■ ITEMS
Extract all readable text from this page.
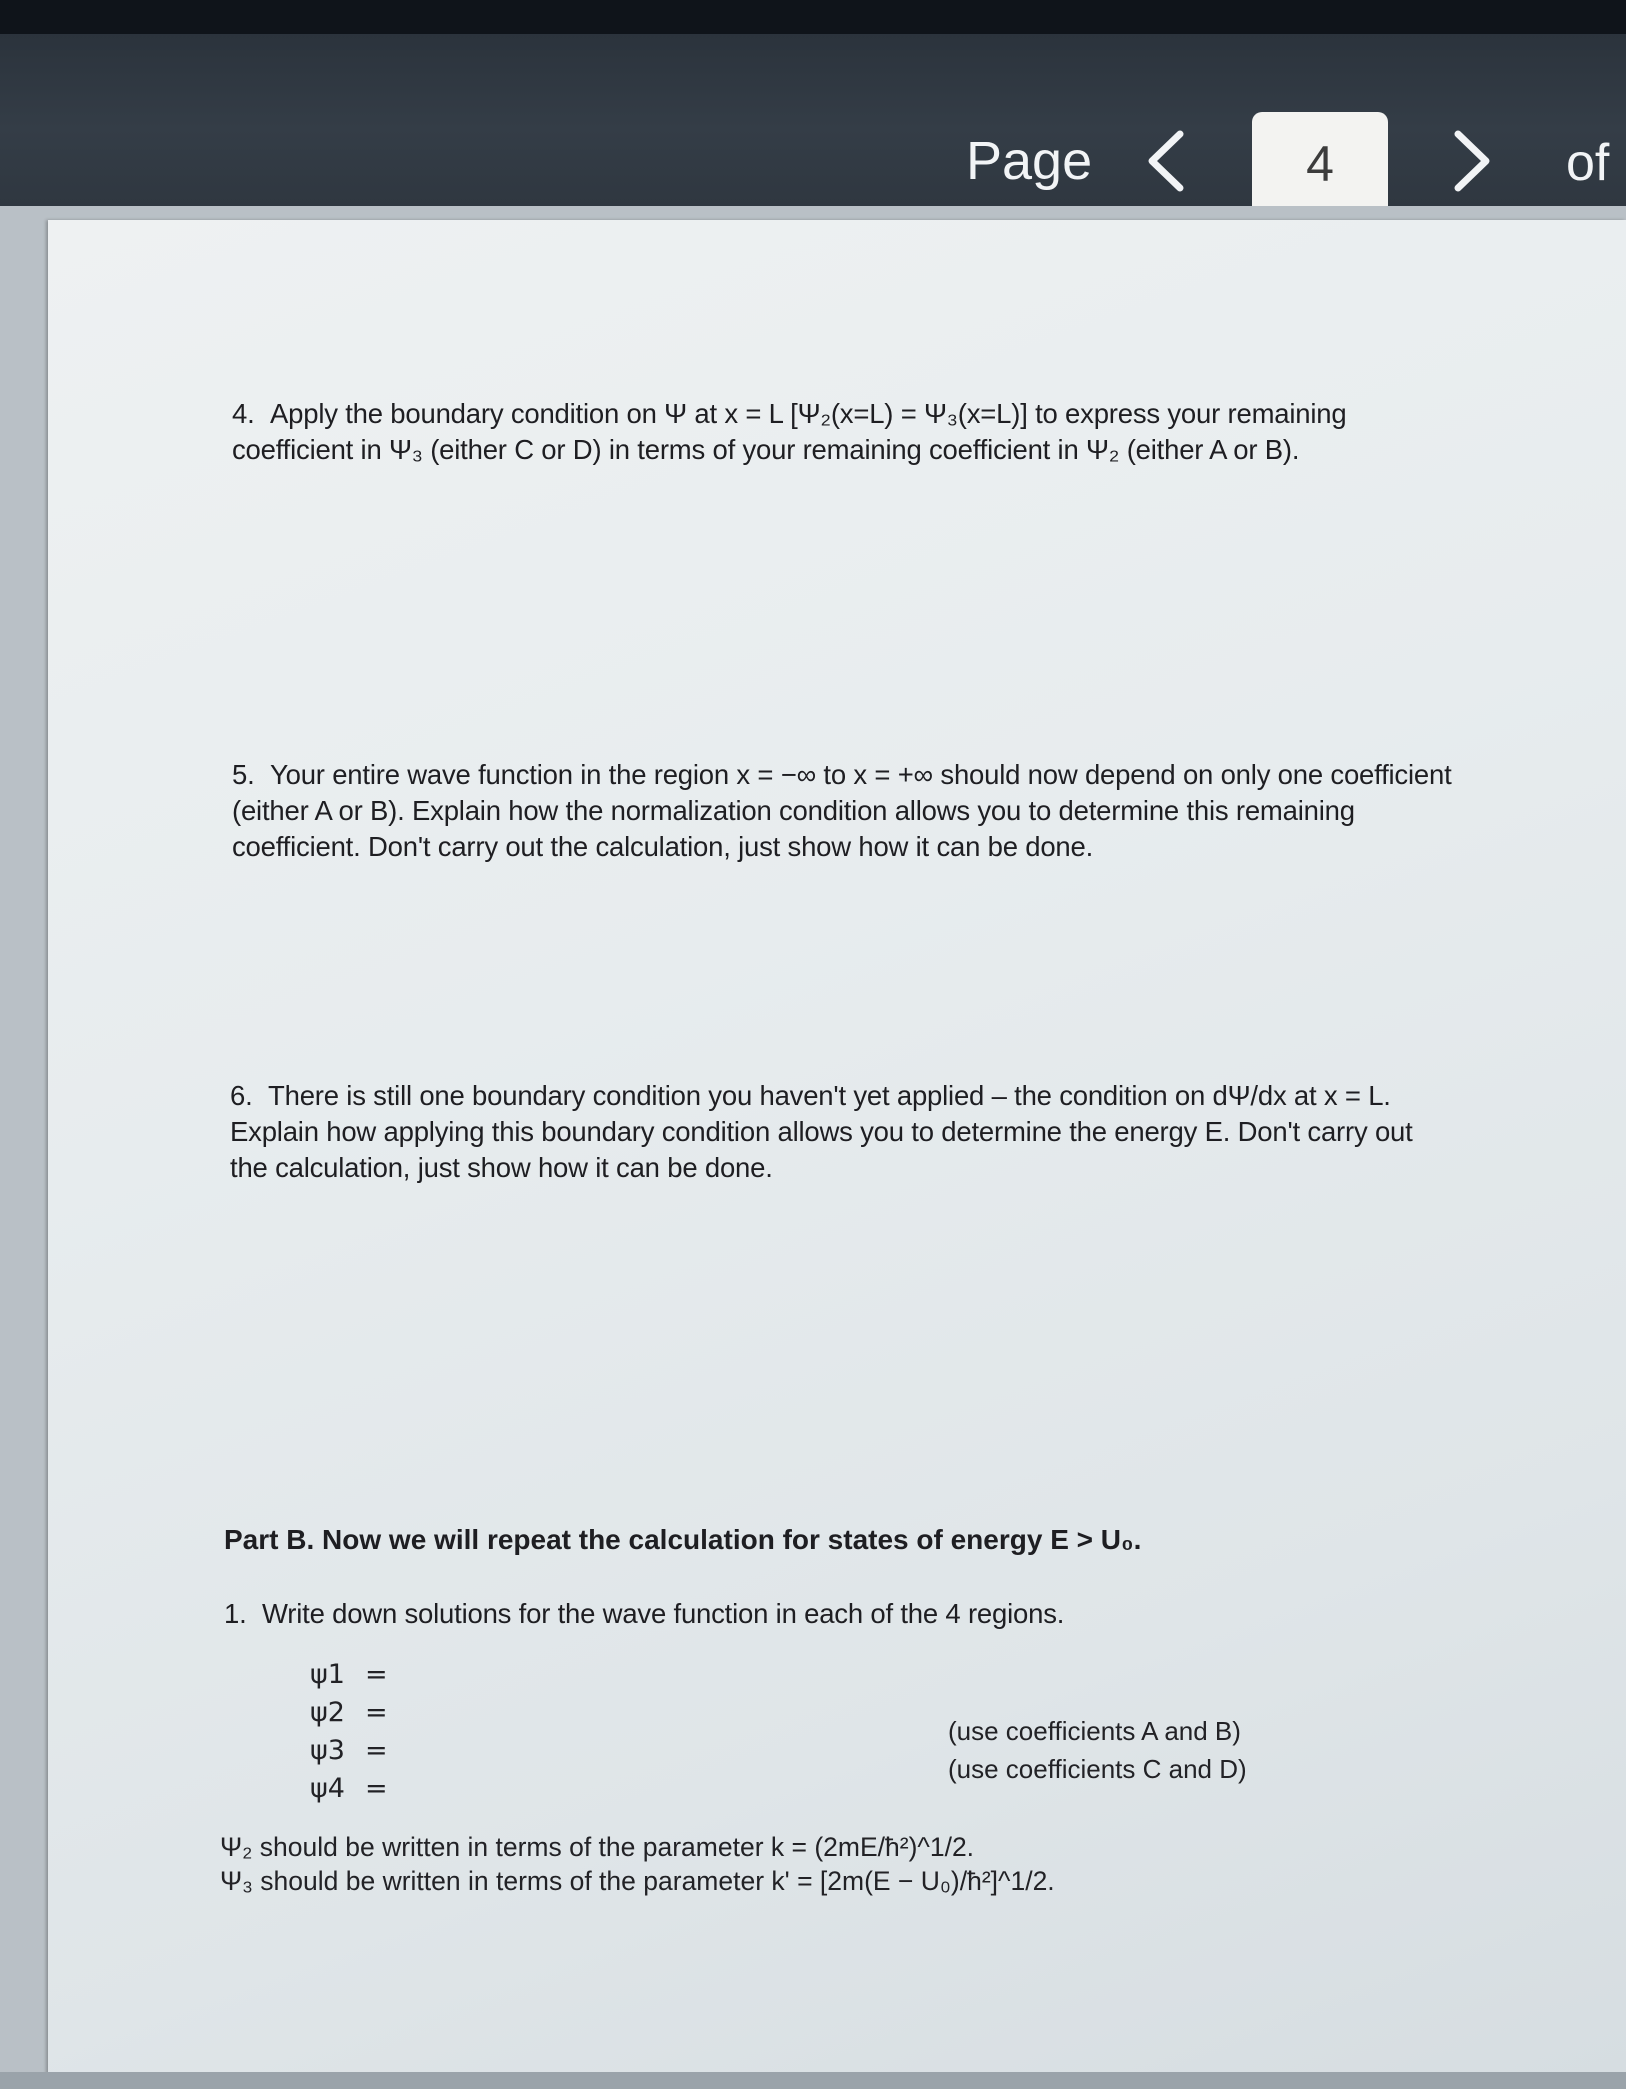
Page
4	of

4. Apply the boundary condition on Ψ at x = L [Ψ₂(x=L) = Ψ₃(x=L)] to express your remaining coefficient in Ψ₃ (either C or D) in terms of your remaining coefficient in Ψ₂ (either A or B).

5. Your entire wave function in the region x = −∞ to x = +∞ should now depend on only one coefficient (either A or B). Explain how the normalization condition allows you to determine this remaining coefficient. Don't carry out the calculation, just show how it can be done.

6. There is still one boundary condition you haven't yet applied – the condition on dΨ/dx at x = L. Explain how applying this boundary condition allows you to determine the energy E. Don't carry out the calculation, just show how it can be done.

Part B. Now we will repeat the calculation for states of energy E > U₀.

1. Write down solutions for the wave function in each of the 4 regions.

ψ1 =
ψ2 =
ψ3 =
ψ4 =
(use coefficients A and B)
(use coefficients C and D)
Ψ₂ should be written in terms of the parameter k = (2mE/ħ²)^1/2.
Ψ₃ should be written in terms of the parameter k' = [2m(E − U₀)/ħ²]^1/2.
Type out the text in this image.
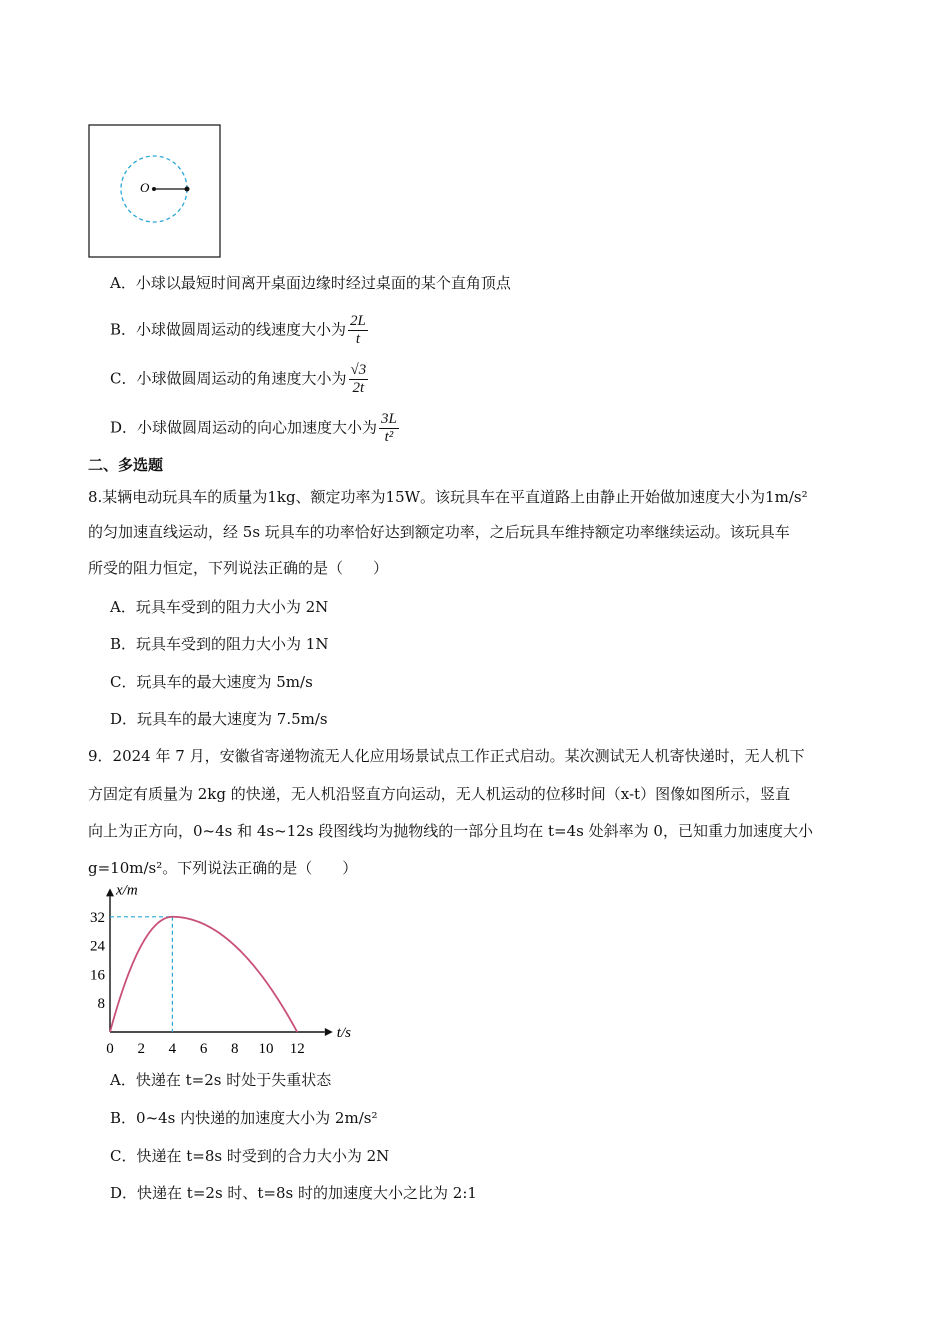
O
A．小球以最短时间离开桌面边缘时经过桌面的某个直角顶点
B．小球做圆周运动的线速度大小为 $\frac{2L}{t}$
C．小球做圆周运动的角速度大小为 $\frac{√3}{2t}$
D．小球做圆周运动的向心加速度大小为 $\frac{3L}{\text{t²}}$
二、多选题
8.某辆电动玩具车的质量为1kg、额定功率为15W。该玩具车在平直道路上由静止开始做加速度大小为1m/s²
的匀加速直线运动，经 5s 玩具车的功率恰好达到额定功率，之后玩具车维持额定功率继续运动。该玩具车
所受的阻力恒定，下列说法正确的是（　　）
A．玩具车受到的阻力大小为 2N
B．玩具车受到的阻力大小为 1N
C．玩具车的最大速度为 5m/s
D．玩具车的最大速度为 7.5m/s
9．2024 年 7 月，安徽省寄递物流无人化应用场景试点工作正式启动。某次测试无人机寄快递时，无人机下
方固定有质量为 2kg 的快递，无人机沿竖直方向运动，无人机运动的位移时间（x-t）图像如图所示，竖直
向上为正方向，0~4s 和 4s~12s 段图线均为抛物线的一部分且均在 t=4s 处斜率为 0，已知重力加速度大小
g=10m/s²。下列说法正确的是（　　）
x/m
t/s
0 2 4 6 8 10 12
8
16
24
32
A．快递在 t=2s 时处于失重状态
B．0~4s 内快递的加速度大小为 2m/s²
C．快递在 t=8s 时受到的合力大小为 2N
D．快递在 t=2s 时、t=8s 时的加速度大小之比为 2:1
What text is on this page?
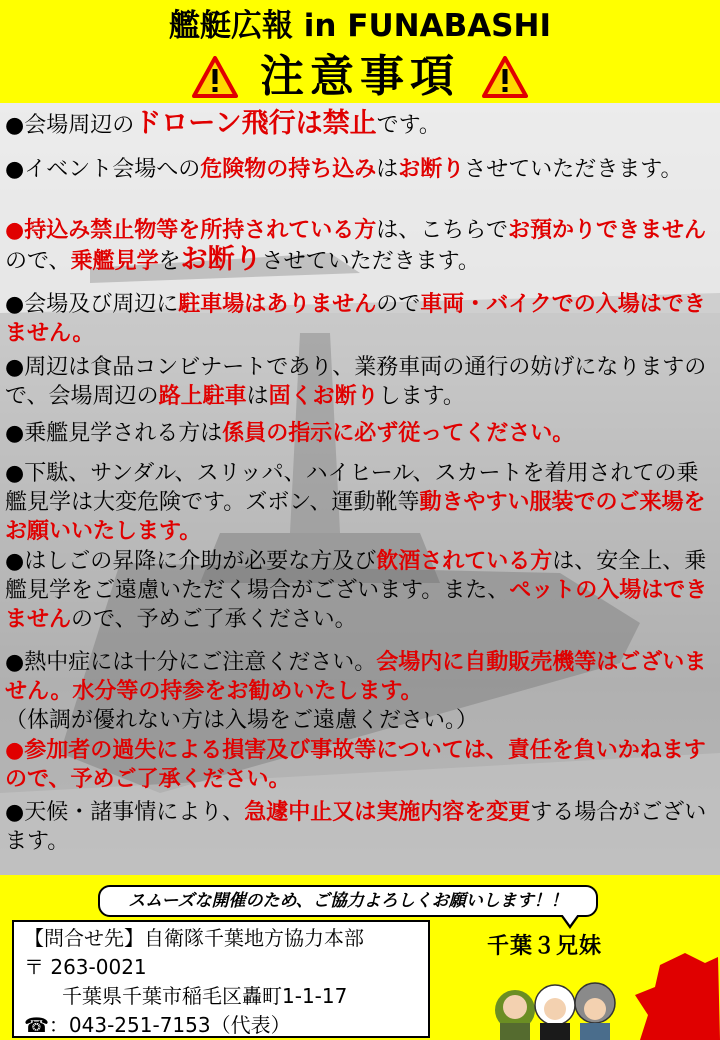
艦艇広報 in FUNABASHI
注意事項
●会場周辺のドローン飛行は禁止です。
●イベント会場への危険物の持ち込みはお断りさせていただきます。
●持込み禁止物等を所持されている方は、こちらでお預かりできませんので、乗艦見学をお断りさせていただきます。
●会場及び周辺に駐車場はありませんので車両・バイクでの入場はできません。
●周辺は食品コンビナートであり、業務車両の通行の妨げになりますので、会場周辺の路上駐車は固くお断りします。
●乗艦見学される方は係員の指示に必ず従ってください。
●下駄、サンダル、スリッパ、ハイヒール、スカートを着用されての乗艦見学は大変危険です。ズボン、運動靴等動きやすい服装でのご来場をお願いいたします。
●はしごの昇降に介助が必要な方及び飲酒されている方は、安全上、乗艦見学をご遠慮いただく場合がございます。また、ペットの入場はできませんので、予めご了承ください。
●熱中症には十分にご注意ください。会場内に自動販売機等はございません。水分等の持参をお勧めいたします。
（体調が優れない方は入場をご遠慮ください。）
●参加者の過失による損害及び事故等については、責任を負いかねますので、予めご了承ください。
●天候・諸事情により、急遽中止又は実施内容を変更する場合がございます。
スムーズな開催のため、ご協力よろしくお願いします！！
【問合せ先】自衛隊千葉地方協力本部
〒 263-0021
千葉県千葉市稲毛区轟町1-1-17
☎：043-251-7153（代表）
千葉３兄妹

■ OBJECTIVE
Using the material above, retype each entry exactly and omit the pictures.

■ EXERCISE ANSWER
Extract all readable text from this page.
Page
4	of

4. Apply the boundary condition on Ψ at x = L [Ψ₂(x=L) = Ψ₃(x=L)] to express your remaining coefficient in Ψ₃ (either C or D) in terms of your remaining coefficient in Ψ₂ (either A or B).

5. Your entire wave function in the region x = −∞ to x = +∞ should now depend on only one coefficient (either A or B). Explain how the normalization condition allows you to determine this remaining coefficient. Don't carry out the calculation, just show how it can be done.

6. There is still one boundary condition you haven't yet applied – the condition on dΨ/dx at x = L. Explain how applying this boundary condition allows you to determine the energy E. Don't carry out the calculation, just show how it can be done.

Part B. Now we will repeat the calculation for states of energy E > U₀.

1. Write down solutions for the wave function in each of the 4 regions.

ψ1 =
ψ2 =
ψ3 =
ψ4 =
(use coefficients A and B)
(use coefficients C and D)
Ψ₂ should be written in terms of the parameter k = (2mE/ħ²)^1/2.
Ψ₃ should be written in terms of the parameter k' = [2m(E − U₀)/ħ²]^1/2.
Type out the text in this image.
O
A．小球以最短时间离开桌面边缘时经过桌面的某个直角顶点
B．小球做圆周运动的线速度大小为 $\frac{2L}{t}$
C．小球做圆周运动的角速度大小为 $\frac{√3}{2t}$
D．小球做圆周运动的向心加速度大小为 $\frac{3L}{\text{t²}}$
二、多选题
8.某辆电动玩具车的质量为1kg、额定功率为15W。该玩具车在平直道路上由静止开始做加速度大小为1m/s²
的匀加速直线运动，经 5s 玩具车的功率恰好达到额定功率，之后玩具车维持额定功率继续运动。该玩具车
所受的阻力恒定，下列说法正确的是（　　）
A．玩具车受到的阻力大小为 2N
B．玩具车受到的阻力大小为 1N
C．玩具车的最大速度为 5m/s
D．玩具车的最大速度为 7.5m/s
9．2024 年 7 月，安徽省寄递物流无人化应用场景试点工作正式启动。某次测试无人机寄快递时，无人机下
方固定有质量为 2kg 的快递，无人机沿竖直方向运动，无人机运动的位移时间（x-t）图像如图所示，竖直
向上为正方向，0~4s 和 4s~12s 段图线均为抛物线的一部分且均在 t=4s 处斜率为 0，已知重力加速度大小
g=10m/s²。下列说法正确的是（　　）
x/m
t/s
0 2 4 6 8 10 12
8
16
24
32
A．快递在 t=2s 时处于失重状态
B．0~4s 内快递的加速度大小为 2m/s²
C．快递在 t=8s 时受到的合力大小为 2N
D．快递在 t=2s 时、t=8s 时的加速度大小之比为 2:1
What text is on this page?
艦艇広報 in FUNABASHI
注意事項
●会場周辺のドローン飛行は禁止です。
●イベント会場への危険物の持ち込みはお断りさせていただきます。
●持込み禁止物等を所持されている方は、こちらでお預かりできませんので、乗艦見学をお断りさせていただきます。
●会場及び周辺に駐車場はありませんので車両・バイクでの入場はできません。
●周辺は食品コンビナートであり、業務車両の通行の妨げになりますので、会場周辺の路上駐車は固くお断りします。
●乗艦見学される方は係員の指示に必ず従ってください。
●下駄、サンダル、スリッパ、ハイヒール、スカートを着用されての乗艦見学は大変危険です。ズボン、運動靴等動きやすい服装でのご来場をお願いいたします。
●はしごの昇降に介助が必要な方及び飲酒されている方は、安全上、乗艦見学をご遠慮いただく場合がございます。また、ペットの入場はできませんので、予めご了承ください。
●熱中症には十分にご注意ください。会場内に自動販売機等はございません。水分等の持参をお勧めいたします。
（体調が優れない方は入場をご遠慮ください。）
●参加者の過失による損害及び事故等については、責任を負いかねますので、予めご了承ください。
●天候・諸事情により、急遽中止又は実施内容を変更する場合がございます。
スムーズな開催のため、ご協力よろしくお願いします！！
【問合せ先】自衛隊千葉地方協力本部
〒 263-0021
千葉県千葉市稲毛区轟町1-1-17
☎：043-251-7153（代表）
千葉３兄妹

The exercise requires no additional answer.